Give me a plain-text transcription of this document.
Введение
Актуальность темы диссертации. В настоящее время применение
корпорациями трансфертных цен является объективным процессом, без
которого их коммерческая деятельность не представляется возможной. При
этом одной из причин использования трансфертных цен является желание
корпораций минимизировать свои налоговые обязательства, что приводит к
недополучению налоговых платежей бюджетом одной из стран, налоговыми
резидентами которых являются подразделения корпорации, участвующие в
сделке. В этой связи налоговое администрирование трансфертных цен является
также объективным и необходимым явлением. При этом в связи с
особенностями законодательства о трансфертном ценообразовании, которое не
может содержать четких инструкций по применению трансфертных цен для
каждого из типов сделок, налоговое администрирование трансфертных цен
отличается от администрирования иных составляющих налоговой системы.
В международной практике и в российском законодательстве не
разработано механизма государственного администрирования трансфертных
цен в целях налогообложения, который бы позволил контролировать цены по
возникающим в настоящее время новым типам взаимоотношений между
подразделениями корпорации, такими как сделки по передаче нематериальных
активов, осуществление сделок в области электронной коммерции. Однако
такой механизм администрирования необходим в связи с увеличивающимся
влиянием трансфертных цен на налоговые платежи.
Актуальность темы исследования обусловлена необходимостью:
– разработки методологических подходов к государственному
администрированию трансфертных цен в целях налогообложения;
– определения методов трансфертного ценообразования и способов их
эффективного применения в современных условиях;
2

◇ ◇ ◇ ◇

WHAT TO WORK ON ->
Collect, from the material above, every line containing the word "налоговые".

ANSWER FOR THIS EXERCISE ->
корпораций минимизировать свои налоговые обязательства, что приводит к
влиянием трансфертных цен на налоговые платежи.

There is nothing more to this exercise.